• Text extract

● ● ● ● ● ● ●

# Transition densities for (elliptic) SDEs [or: Fundamental solutions for (elliptic) PDEs]

General question: When are the transition kernels corresponding to the SDE

$$dX_t=b(t,X_t)dt+\sigma(t,X_t)dW_t, \quad t\in[0,1], \tag{\heartsuit}$$

absolutely continuous w.r.t. Lebesgue's measure? Or, if you prefer to talk about PDEs, when is there a fundamental solution for the equation $$(\partial_t+\mathcal{L})u=f$$ with

$$\mathcal{L}= \frac12\sum_{i,j=1}^N (\sigma\sigma^\top)_{ij}\partial_{ij}+\sum_{i=1}^N b_i\partial_i \quad ?$$

More nuanced question: Let $$U\subset\Bbb R^N$$ and assume that $$b\colon [0,1]\times U\to\Bbb R^N$$ and $$\sigma\colon [0,1]\times U\to\Bbb R^{N\times N}$$ are locally Lipschitz-continuous. Assume that for given $$X_0\in U$$ the SDE ($$\heartsuit$$) has a unique strong solution taking values in $$U$$. Which additional assumptions secure the existence of transition densities, i.e. measurable functions $$p_{s,t}\colon U\times U \to[0,\infty)$$ with

$$E[f(X_t)|X_s=x]=\int_U p_{s,t}(x,y)f(y)dy \quad \forall\; f\in L^\infty(U), \, x\in U,\, 1\ge t\ge s \ge 0 \quad ?$$

Does it help to simply assume $$\sigma$$ to be uniformly elliptic in the sense that

$$\exists \; \sigma_0 >0 : \quad \xi^\top (\sigma\sigma^\top)(t,x) \xi \ge \sigma_0 |\xi|^2 \quad \forall \; x \in U, \xi \in \Bbb R^N, t\in[0,1] \quad?$$

Context: Assuming $$U=\Bbb R^N$$, higher regularity (maybe boundedness) of the coefficient functions and some form of ellipticity for $$\sigma$$ indeed yields the existence of transition densities. The usual modern approach to questions in this direction involves (variants of) Hörmander's condition and methods from Malliavin calculus. I wonder to which extend the regularity conditions can be relaxed when one has uniform ellipticity which is a lot stronger than Hörmander's condition. I feel like this should be known rather well, but I just can't find results in the literature where the above setting is discussed.

● ● ● ● ● ● ●

• Source data
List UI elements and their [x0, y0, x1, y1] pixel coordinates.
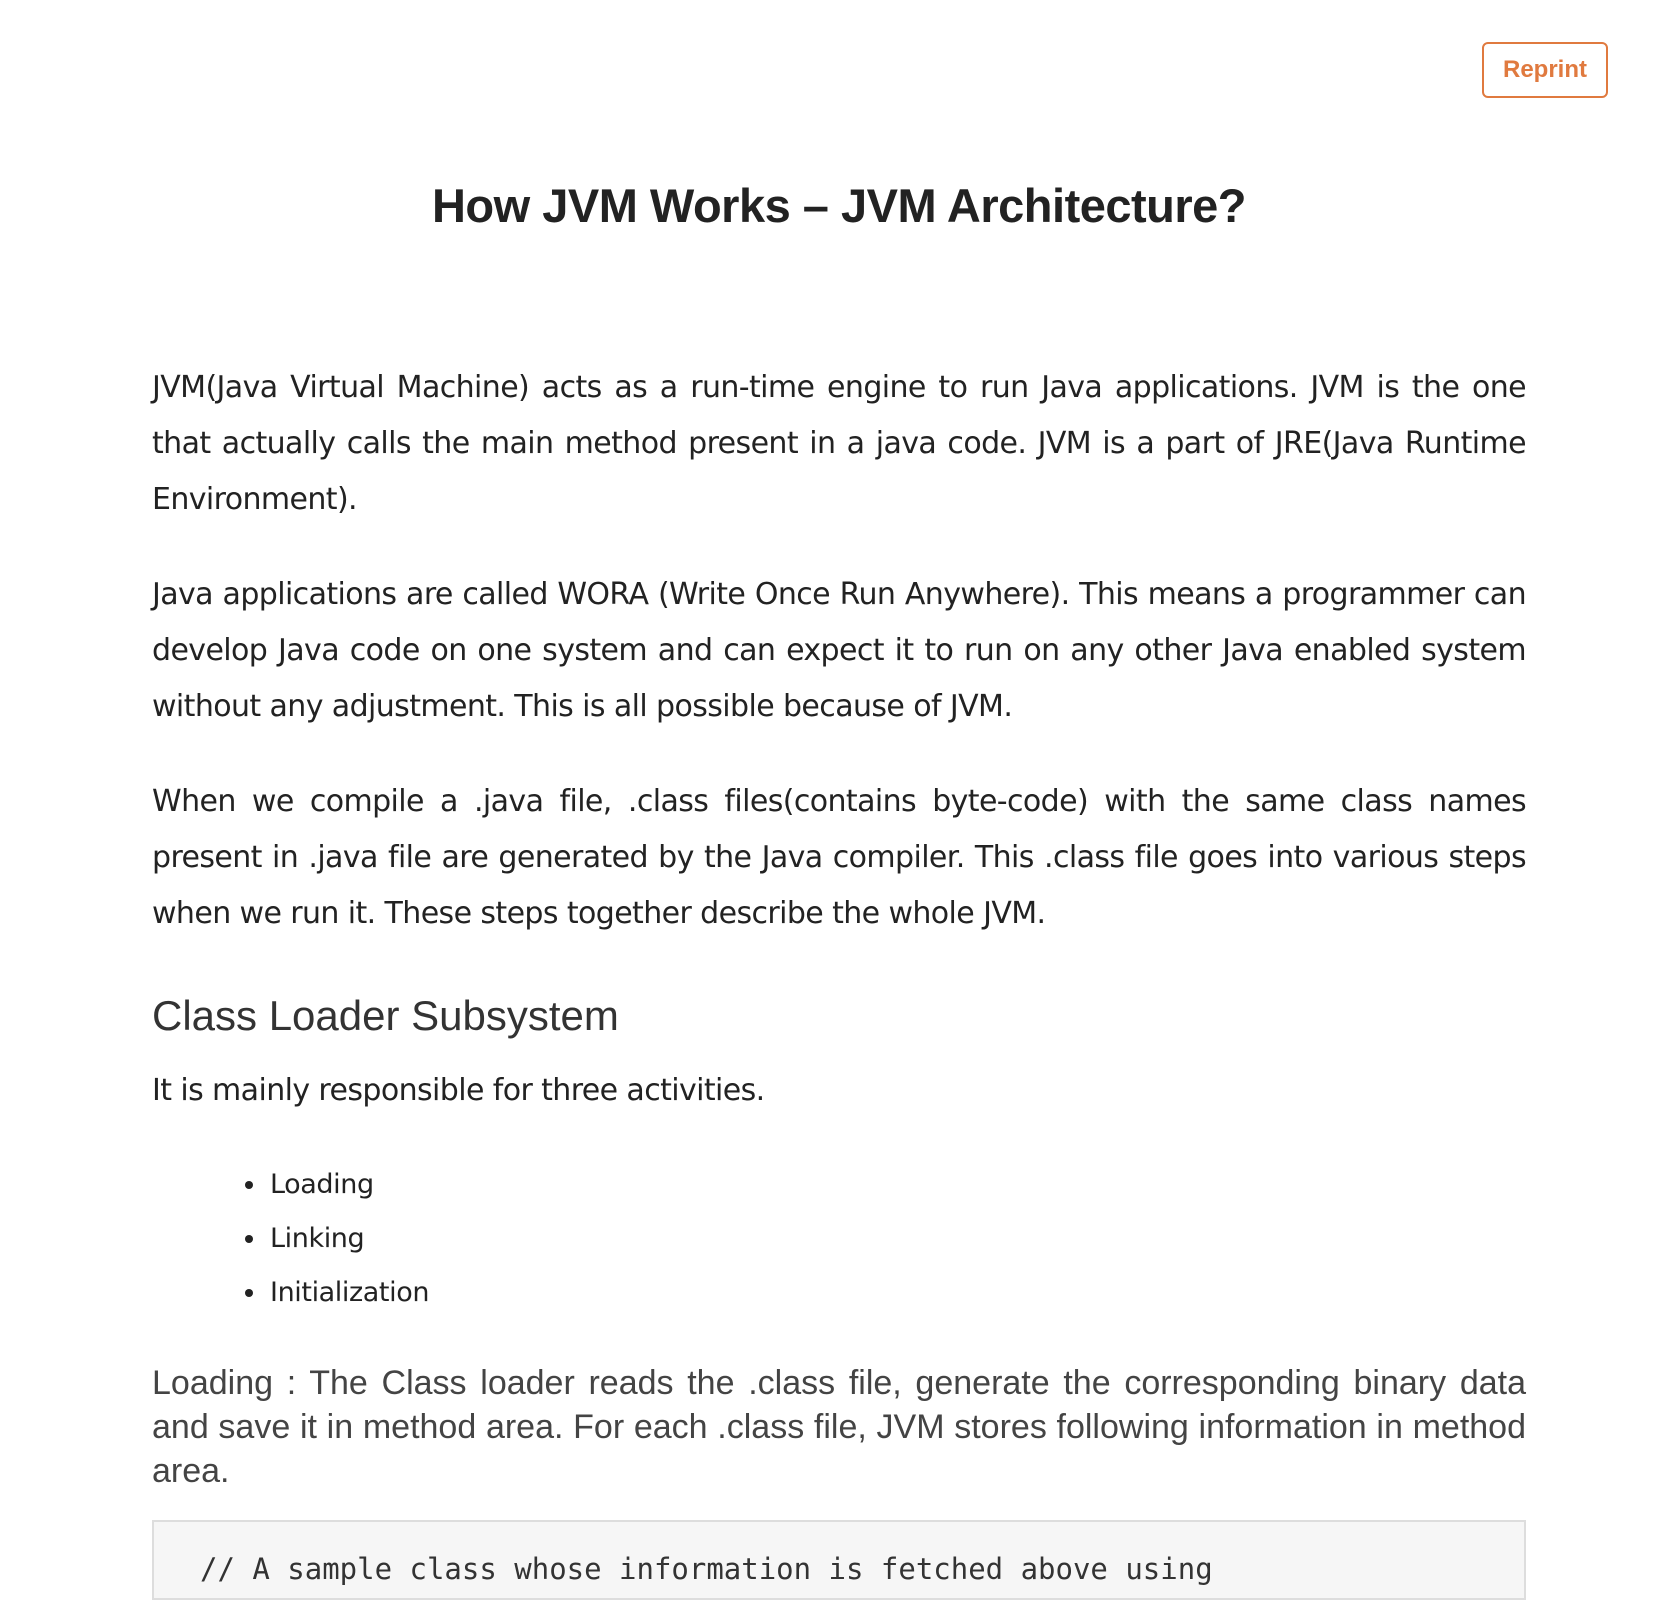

● ● ● ● ● ● ●

• Brief A
Repeat the passage of the SDE question between "Context: Assuming $$U=\Bbb" and "setting is discussed.", inclusive.
• Brief B
Answer these questions using the SDE question:
(i) Over what time interval is the SDE considered?
(ii) What regularity does the more nuanced question assume for the drift and diffusion coefficients?
(iii) According to the context section, what condition and what methods does the usual modern approach involve?
The data plays no role here.

• Correct result A
Context: Assuming $$U=\Bbb R^N$$, higher regularity (maybe boundedness) of the coefficient functions and some form of ellipticity for $$\sigma$$ indeed yields the existence of transition densities. The usual modern approach to questions in this direction involves (variants of) Hörmander's condition and methods from Malliavin calculus. I wonder to which extend the regularity conditions can be relaxed when one has uniform ellipticity which is a lot stronger than Hörmander's condition. I feel like this should be known rather well, but I just can't find results in the literature where the above setting is discussed.

• Correct result B
(i) The interval from 0 to 1, that is, t in [0,1].
(ii) They are assumed to be locally Lipschitz-continuous.
(iii) Variants of Hörmander's condition and methods from Malliavin calculus.